-- Exercise prompt --
Below are the records; reproduce all of them exactly but without any images.

** Begin Stored data **

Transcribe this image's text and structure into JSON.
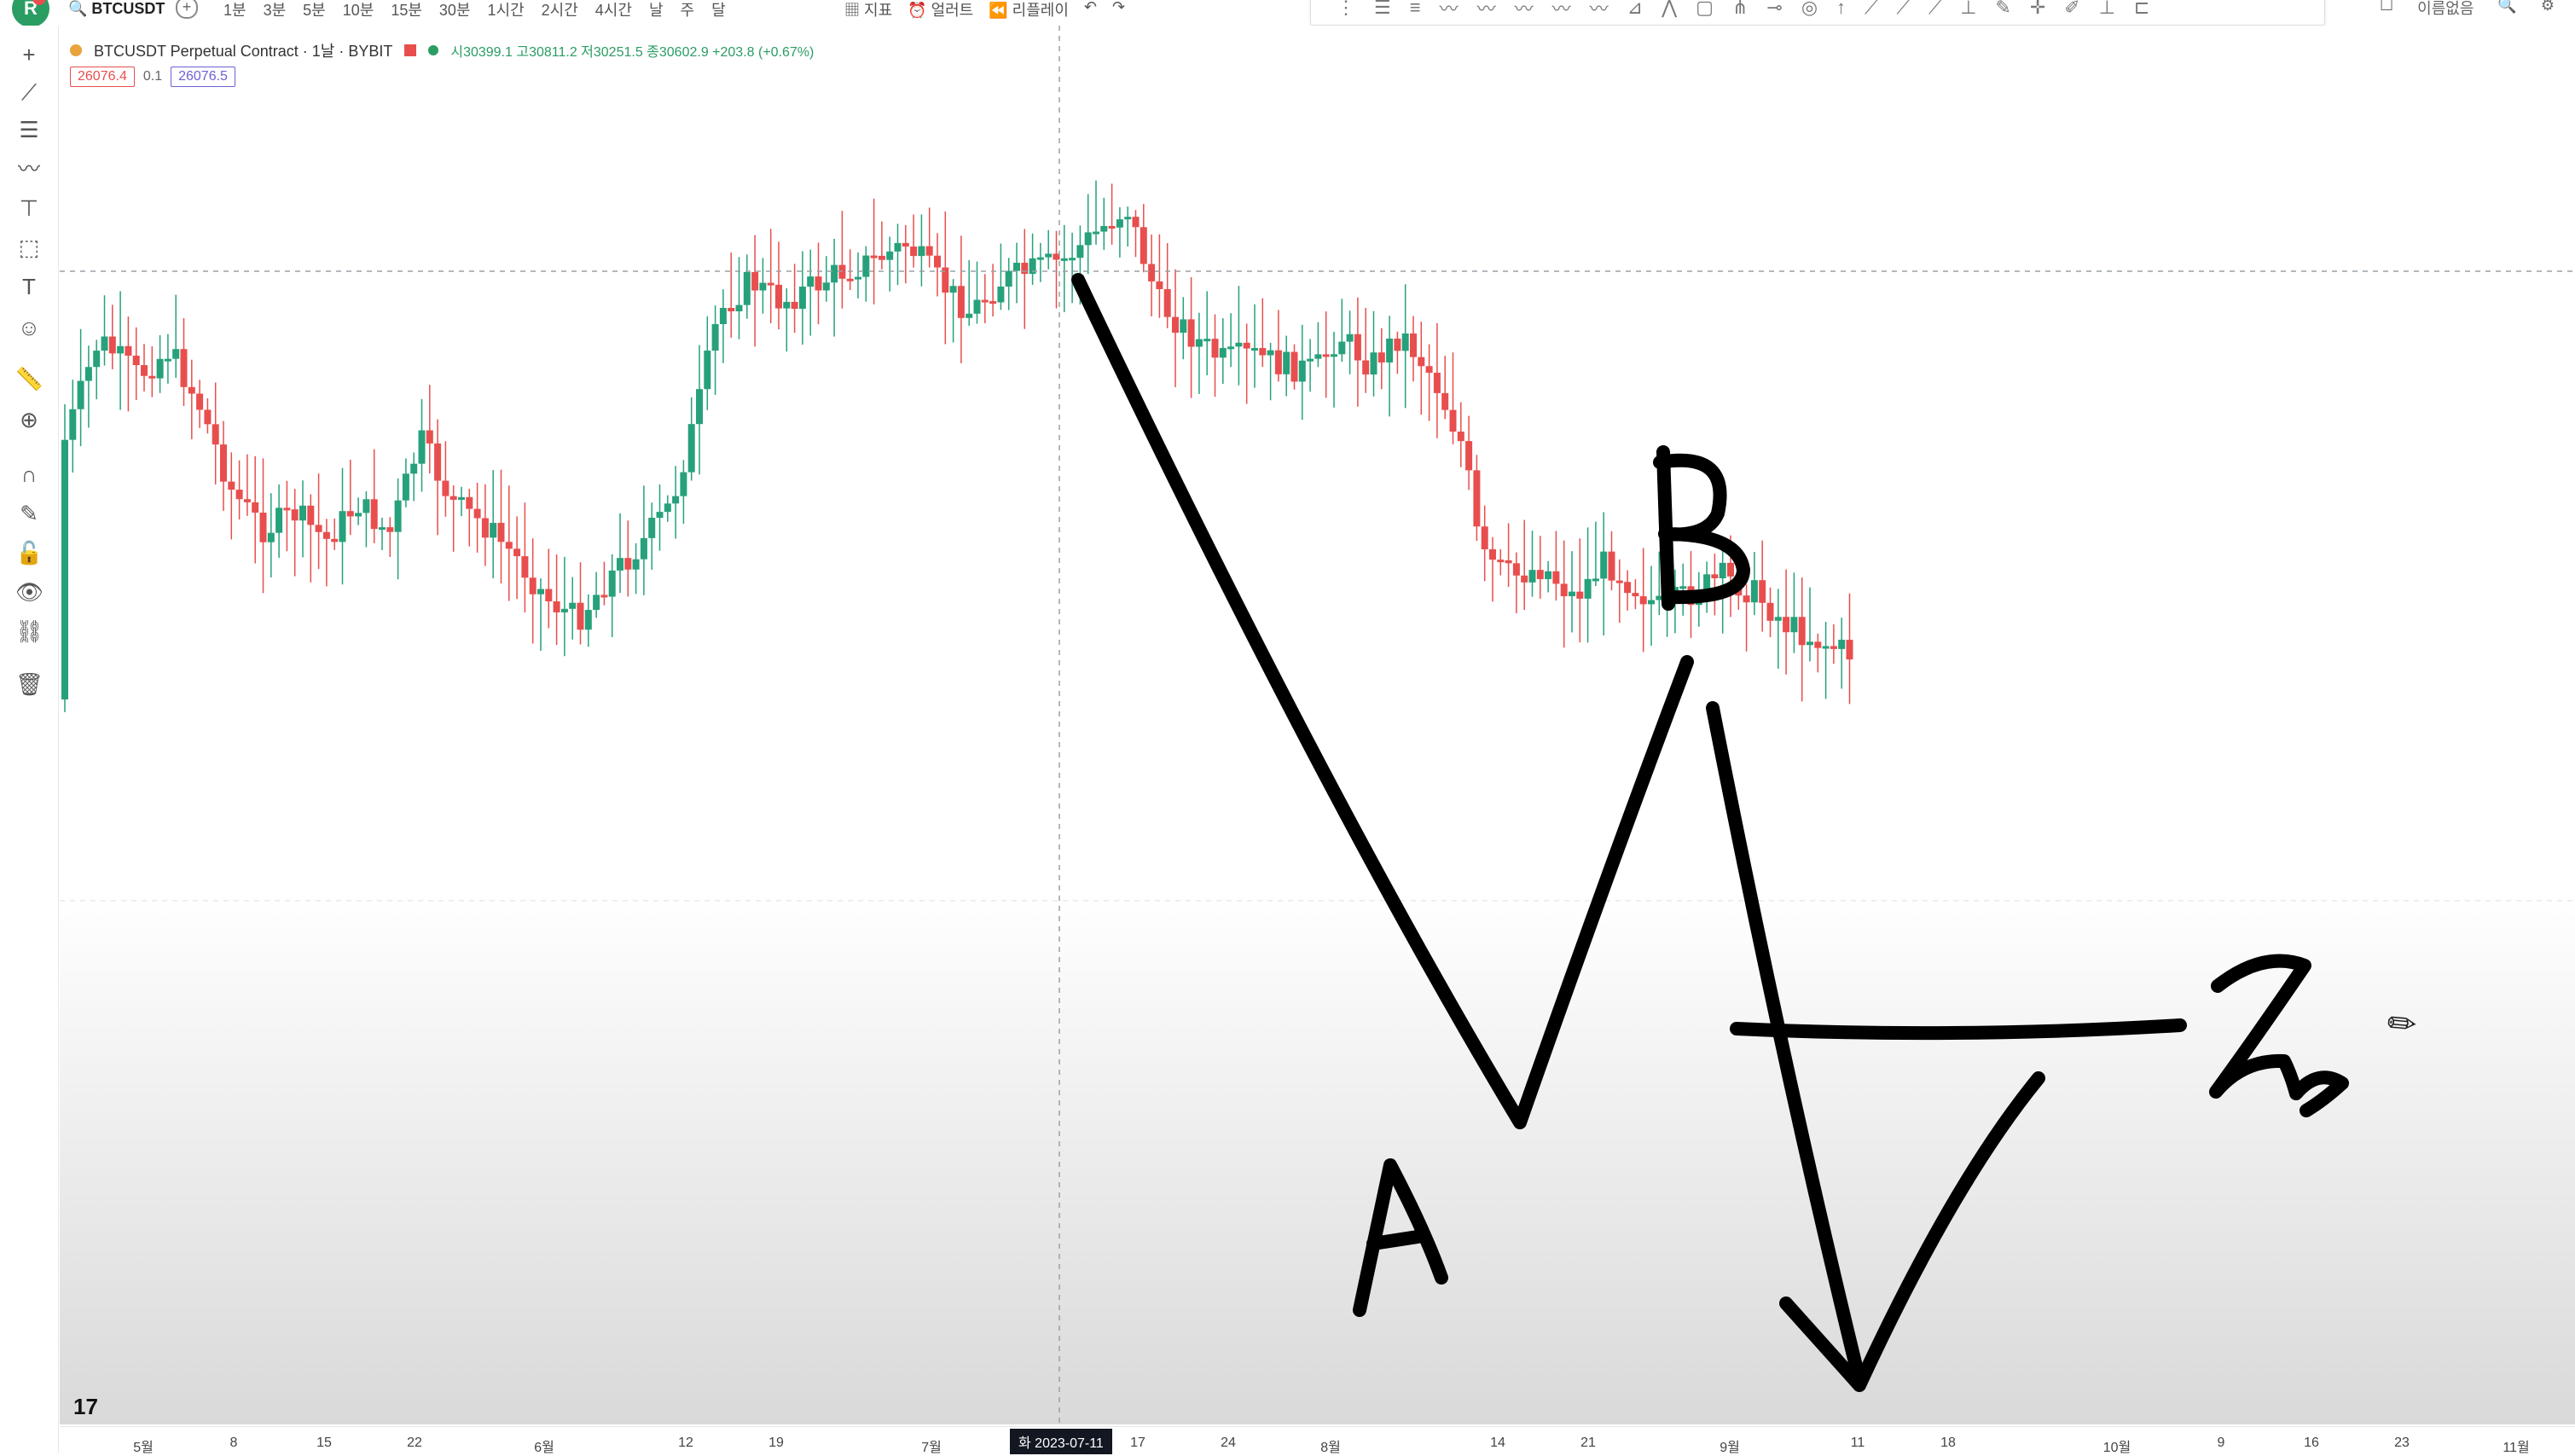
{
  "topbar": {
    "logo": "R",
    "symbol": "BTCUSDT",
    "add_icon": "+",
    "intervals": [
      "1분",
      "3분",
      "5분",
      "10분",
      "15분",
      "30분",
      "1시간",
      "2시간",
      "4시간",
      "날",
      "주",
      "달"
    ],
    "tools": [
      "지표",
      "얼러트",
      "리플레이"
    ],
    "corner_label": "이름없음"
  },
  "legend": {
    "title": "BTCUSDT Perpetual Contract · 1날 · BYBIT",
    "ohlc": "시30399.1  고30811.2  저30251.5  종30602.9  +203.8 (+0.67%)",
    "bid": "26076.4",
    "step": "0.1",
    "ask": "26076.5"
  },
  "xaxis": {
    "labels": [
      "5월",
      "8",
      "15",
      "22",
      "6월",
      "12",
      "19",
      "7월",
      "17",
      "24",
      "8월",
      "14",
      "21",
      "9월",
      "11",
      "18",
      "10월",
      "9",
      "16",
      "23",
      "11월"
    ],
    "crosshair_label": "화 2023-07-11"
  },
  "annotations": {
    "label_a": "A",
    "label_b": "B"
  },
  "branding": {
    "logo": "17"
  },
  "colors": {
    "up": "#26a17b",
    "down": "#e84e4e",
    "ink": "#000000"
  }
}
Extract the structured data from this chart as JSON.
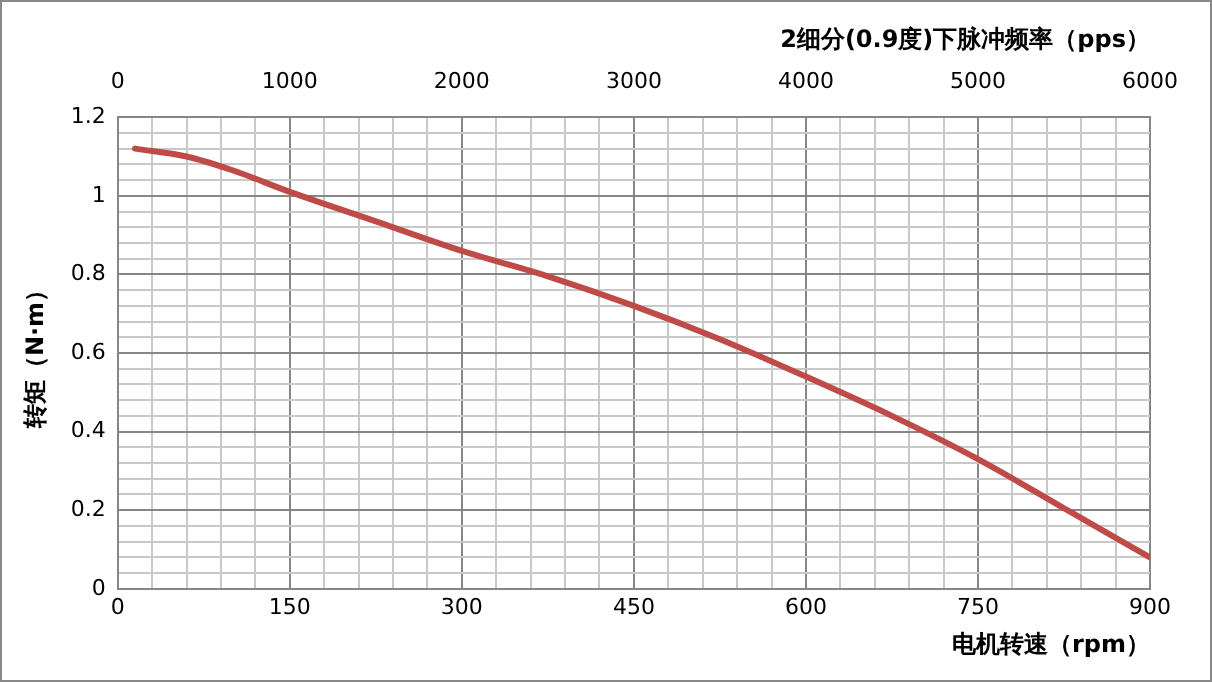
{
  "chart_data": {
    "type": "line",
    "xlabel": "电机转速（rpm）",
    "ylabel": "转矩（N·m）",
    "x2label": "2细分(0.9度)下脉冲频率（pps）",
    "xlim": [
      0,
      900
    ],
    "xticks": [
      0,
      {
        "value": 30,
        "label": null
      },
      {
        "value": 60,
        "label": null
      },
      {
        "value": 90,
        "label": null
      },
      {
        "value": 120,
        "label": null
      },
      150,
      {
        "value": 180,
        "label": null
      },
      {
        "value": 210,
        "label": null
      },
      {
        "value": 240,
        "label": null
      },
      {
        "value": 270,
        "label": null
      },
      300,
      {
        "value": 330,
        "label": null
      },
      {
        "value": 360,
        "label": null
      },
      {
        "value": 390,
        "label": null
      },
      {
        "value": 420,
        "label": null
      },
      450,
      {
        "value": 480,
        "label": null
      },
      {
        "value": 510,
        "label": null
      },
      {
        "value": 540,
        "label": null
      },
      {
        "value": 570,
        "label": null
      },
      600,
      {
        "value": 630,
        "label": null
      },
      {
        "value": 660,
        "label": null
      },
      {
        "value": 690,
        "label": null
      },
      {
        "value": 720,
        "label": null
      },
      750,
      {
        "value": 780,
        "label": null
      },
      {
        "value": 810,
        "label": null
      },
      {
        "value": 840,
        "label": null
      },
      {
        "value": 870,
        "label": null
      },
      900
    ],
    "x2lim": [
      0,
      6000
    ],
    "x2ticks": [
      0,
      1000,
      2000,
      3000,
      4000,
      5000,
      6000
    ],
    "ylim": [
      0,
      1.2
    ],
    "yticks": [
      0,
      {
        "value": 0.04,
        "label": null
      },
      {
        "value": 0.08,
        "label": null
      },
      {
        "value": 0.12,
        "label": null
      },
      {
        "value": 0.16,
        "label": null
      },
      0.2,
      {
        "value": 0.24,
        "label": null
      },
      {
        "value": 0.28,
        "label": null
      },
      {
        "value": 0.32,
        "label": null
      },
      {
        "value": 0.36,
        "label": null
      },
      0.4,
      {
        "value": 0.44,
        "label": null
      },
      {
        "value": 0.48,
        "label": null
      },
      {
        "value": 0.52,
        "label": null
      },
      {
        "value": 0.56,
        "label": null
      },
      0.6,
      {
        "value": 0.64,
        "label": null
      },
      {
        "value": 0.68,
        "label": null
      },
      {
        "value": 0.72,
        "label": null
      },
      {
        "value": 0.76,
        "label": null
      },
      0.8,
      {
        "value": 0.84,
        "label": null
      },
      {
        "value": 0.88,
        "label": null
      },
      {
        "value": 0.92,
        "label": null
      },
      {
        "value": 0.96,
        "label": null
      },
      1,
      {
        "value": 1.04,
        "label": null
      },
      {
        "value": 1.08,
        "label": null
      },
      {
        "value": 1.12,
        "label": null
      },
      {
        "value": 1.16,
        "label": null
      },
      1.2
    ],
    "grid": true,
    "legend": false,
    "marker": "none",
    "line_style": "solid",
    "series": [
      {
        "color": "#be4b48",
        "x": [
          15,
          60,
          100,
          150,
          225,
          300,
          375,
          450,
          525,
          600,
          675,
          750,
          825,
          900
        ],
        "values": [
          1.12,
          1.1,
          1.065,
          1.01,
          0.935,
          0.86,
          0.795,
          0.72,
          0.635,
          0.54,
          0.44,
          0.33,
          0.205,
          0.08
        ]
      }
    ]
  }
}
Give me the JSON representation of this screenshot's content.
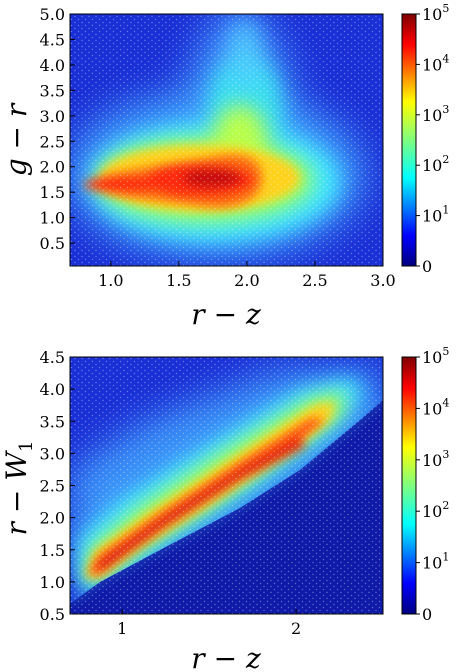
{
  "chart_data": [
    {
      "type": "heatmap",
      "panel": "top",
      "xlabel": "r − z",
      "ylabel": "g − r",
      "xlim": [
        0.7,
        3.0
      ],
      "ylim": [
        0.05,
        5.0
      ],
      "x_ticks": [
        1.0,
        1.5,
        2.0,
        2.5,
        3.0
      ],
      "x_tick_labels": [
        "1.0",
        "1.5",
        "2.0",
        "2.5",
        "3.0"
      ],
      "y_ticks": [
        0.5,
        1.0,
        1.5,
        2.0,
        2.5,
        3.0,
        3.5,
        4.0,
        4.5,
        5.0
      ],
      "y_tick_labels": [
        "0.5",
        "1.0",
        "1.5",
        "2.0",
        "2.5",
        "3.0",
        "3.5",
        "4.0",
        "4.5",
        "5.0"
      ],
      "colorbar": {
        "scale": "log",
        "colormap": "jet",
        "ticks": [
          {
            "text": "0",
            "sup": ""
          },
          {
            "text": "10",
            "sup": "1"
          },
          {
            "text": "10",
            "sup": "2"
          },
          {
            "text": "10",
            "sup": "3"
          },
          {
            "text": "10",
            "sup": "4"
          },
          {
            "text": "10",
            "sup": "5"
          }
        ]
      },
      "density_peak": {
        "x": 1.6,
        "y": 1.75,
        "max_count": 100000
      }
    },
    {
      "type": "heatmap",
      "panel": "bottom",
      "xlabel": "r − z",
      "ylabel": "r − W",
      "ylabel_sub": "1",
      "xlim": [
        0.7,
        2.5
      ],
      "ylim": [
        0.5,
        4.5
      ],
      "x_ticks": [
        1,
        2
      ],
      "x_tick_labels": [
        "1",
        "2"
      ],
      "y_ticks": [
        0.5,
        1.0,
        1.5,
        2.0,
        2.5,
        3.0,
        3.5,
        4.0,
        4.5
      ],
      "y_tick_labels": [
        "0.5",
        "1.0",
        "1.5",
        "2.0",
        "2.5",
        "3.0",
        "3.5",
        "4.0",
        "4.5"
      ],
      "colorbar": {
        "scale": "log",
        "colormap": "jet",
        "ticks": [
          {
            "text": "0",
            "sup": ""
          },
          {
            "text": "10",
            "sup": "1"
          },
          {
            "text": "10",
            "sup": "2"
          },
          {
            "text": "10",
            "sup": "3"
          },
          {
            "text": "10",
            "sup": "4"
          },
          {
            "text": "10",
            "sup": "5"
          }
        ]
      },
      "density_ridge": {
        "x_from": 0.8,
        "y_from": 1.1,
        "x_to": 2.2,
        "y_to": 4.1,
        "max_count": 100000
      }
    }
  ]
}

** End Stored data **

-- Answer to the problem --
Transcribe this image's text and structure into JSON.
{
  "topbar": {
    "logo": "R",
    "symbol": "BTCUSDT",
    "add_icon": "+",
    "intervals": [
      "1분",
      "3분",
      "5분",
      "10분",
      "15분",
      "30분",
      "1시간",
      "2시간",
      "4시간",
      "날",
      "주",
      "달"
    ],
    "tools": [
      "지표",
      "얼러트",
      "리플레이"
    ],
    "corner_label": "이름없음"
  },
  "legend": {
    "title": "BTCUSDT Perpetual Contract · 1날 · BYBIT",
    "ohlc": "시30399.1  고30811.2  저30251.5  종30602.9  +203.8 (+0.67%)",
    "bid": "26076.4",
    "step": "0.1",
    "ask": "26076.5"
  },
  "xaxis": {
    "labels": [
      "5월",
      "8",
      "15",
      "22",
      "6월",
      "12",
      "19",
      "7월",
      "17",
      "24",
      "8월",
      "14",
      "21",
      "9월",
      "11",
      "18",
      "10월",
      "9",
      "16",
      "23",
      "11월"
    ],
    "crosshair_label": "화 2023-07-11"
  },
  "annotations": {
    "label_a": "A",
    "label_b": "B"
  },
  "branding": {
    "logo": "17"
  },
  "colors": {
    "up": "#26a17b",
    "down": "#e84e4e",
    "ink": "#000000"
  }
}
Extract the structured data from this chart as JSON.
{
  "chart_data": {
    "type": "line",
    "xlabel": "电机转速（rpm）",
    "ylabel": "转矩（N·m）",
    "x2label": "2细分(0.9度)下脉冲频率（pps）",
    "xlim": [
      0,
      900
    ],
    "xticks": [
      0,
      {
        "value": 30,
        "label": null
      },
      {
        "value": 60,
        "label": null
      },
      {
        "value": 90,
        "label": null
      },
      {
        "value": 120,
        "label": null
      },
      150,
      {
        "value": 180,
        "label": null
      },
      {
        "value": 210,
        "label": null
      },
      {
        "value": 240,
        "label": null
      },
      {
        "value": 270,
        "label": null
      },
      300,
      {
        "value": 330,
        "label": null
      },
      {
        "value": 360,
        "label": null
      },
      {
        "value": 390,
        "label": null
      },
      {
        "value": 420,
        "label": null
      },
      450,
      {
        "value": 480,
        "label": null
      },
      {
        "value": 510,
        "label": null
      },
      {
        "value": 540,
        "label": null
      },
      {
        "value": 570,
        "label": null
      },
      600,
      {
        "value": 630,
        "label": null
      },
      {
        "value": 660,
        "label": null
      },
      {
        "value": 690,
        "label": null
      },
      {
        "value": 720,
        "label": null
      },
      750,
      {
        "value": 780,
        "label": null
      },
      {
        "value": 810,
        "label": null
      },
      {
        "value": 840,
        "label": null
      },
      {
        "value": 870,
        "label": null
      },
      900
    ],
    "x2lim": [
      0,
      6000
    ],
    "x2ticks": [
      0,
      1000,
      2000,
      3000,
      4000,
      5000,
      6000
    ],
    "ylim": [
      0,
      1.2
    ],
    "yticks": [
      0,
      {
        "value": 0.04,
        "label": null
      },
      {
        "value": 0.08,
        "label": null
      },
      {
        "value": 0.12,
        "label": null
      },
      {
        "value": 0.16,
        "label": null
      },
      0.2,
      {
        "value": 0.24,
        "label": null
      },
      {
        "value": 0.28,
        "label": null
      },
      {
        "value": 0.32,
        "label": null
      },
      {
        "value": 0.36,
        "label": null
      },
      0.4,
      {
        "value": 0.44,
        "label": null
      },
      {
        "value": 0.48,
        "label": null
      },
      {
        "value": 0.52,
        "label": null
      },
      {
        "value": 0.56,
        "label": null
      },
      0.6,
      {
        "value": 0.64,
        "label": null
      },
      {
        "value": 0.68,
        "label": null
      },
      {
        "value": 0.72,
        "label": null
      },
      {
        "value": 0.76,
        "label": null
      },
      0.8,
      {
        "value": 0.84,
        "label": null
      },
      {
        "value": 0.88,
        "label": null
      },
      {
        "value": 0.92,
        "label": null
      },
      {
        "value": 0.96,
        "label": null
      },
      1,
      {
        "value": 1.04,
        "label": null
      },
      {
        "value": 1.08,
        "label": null
      },
      {
        "value": 1.12,
        "label": null
      },
      {
        "value": 1.16,
        "label": null
      },
      1.2
    ],
    "grid": true,
    "legend": false,
    "marker": "none",
    "line_style": "solid",
    "series": [
      {
        "color": "#be4b48",
        "x": [
          15,
          60,
          100,
          150,
          225,
          300,
          375,
          450,
          525,
          600,
          675,
          750,
          825,
          900
        ],
        "values": [
          1.12,
          1.1,
          1.065,
          1.01,
          0.935,
          0.86,
          0.795,
          0.72,
          0.635,
          0.54,
          0.44,
          0.33,
          0.205,
          0.08
        ]
      }
    ]
  }
}
Give me the JSON representation of this screenshot's content.
{
  "chart_data": [
    {
      "type": "heatmap",
      "panel": "top",
      "xlabel": "r − z",
      "ylabel": "g − r",
      "xlim": [
        0.7,
        3.0
      ],
      "ylim": [
        0.05,
        5.0
      ],
      "x_ticks": [
        1.0,
        1.5,
        2.0,
        2.5,
        3.0
      ],
      "x_tick_labels": [
        "1.0",
        "1.5",
        "2.0",
        "2.5",
        "3.0"
      ],
      "y_ticks": [
        0.5,
        1.0,
        1.5,
        2.0,
        2.5,
        3.0,
        3.5,
        4.0,
        4.5,
        5.0
      ],
      "y_tick_labels": [
        "0.5",
        "1.0",
        "1.5",
        "2.0",
        "2.5",
        "3.0",
        "3.5",
        "4.0",
        "4.5",
        "5.0"
      ],
      "colorbar": {
        "scale": "log",
        "colormap": "jet",
        "ticks": [
          {
            "text": "0",
            "sup": ""
          },
          {
            "text": "10",
            "sup": "1"
          },
          {
            "text": "10",
            "sup": "2"
          },
          {
            "text": "10",
            "sup": "3"
          },
          {
            "text": "10",
            "sup": "4"
          },
          {
            "text": "10",
            "sup": "5"
          }
        ]
      },
      "density_peak": {
        "x": 1.6,
        "y": 1.75,
        "max_count": 100000
      }
    },
    {
      "type": "heatmap",
      "panel": "bottom",
      "xlabel": "r − z",
      "ylabel": "r − W",
      "ylabel_sub": "1",
      "xlim": [
        0.7,
        2.5
      ],
      "ylim": [
        0.5,
        4.5
      ],
      "x_ticks": [
        1,
        2
      ],
      "x_tick_labels": [
        "1",
        "2"
      ],
      "y_ticks": [
        0.5,
        1.0,
        1.5,
        2.0,
        2.5,
        3.0,
        3.5,
        4.0,
        4.5
      ],
      "y_tick_labels": [
        "0.5",
        "1.0",
        "1.5",
        "2.0",
        "2.5",
        "3.0",
        "3.5",
        "4.0",
        "4.5"
      ],
      "colorbar": {
        "scale": "log",
        "colormap": "jet",
        "ticks": [
          {
            "text": "0",
            "sup": ""
          },
          {
            "text": "10",
            "sup": "1"
          },
          {
            "text": "10",
            "sup": "2"
          },
          {
            "text": "10",
            "sup": "3"
          },
          {
            "text": "10",
            "sup": "4"
          },
          {
            "text": "10",
            "sup": "5"
          }
        ]
      },
      "density_ridge": {
        "x_from": 0.8,
        "y_from": 1.1,
        "x_to": 2.2,
        "y_to": 4.1,
        "max_count": 100000
      }
    }
  ]
}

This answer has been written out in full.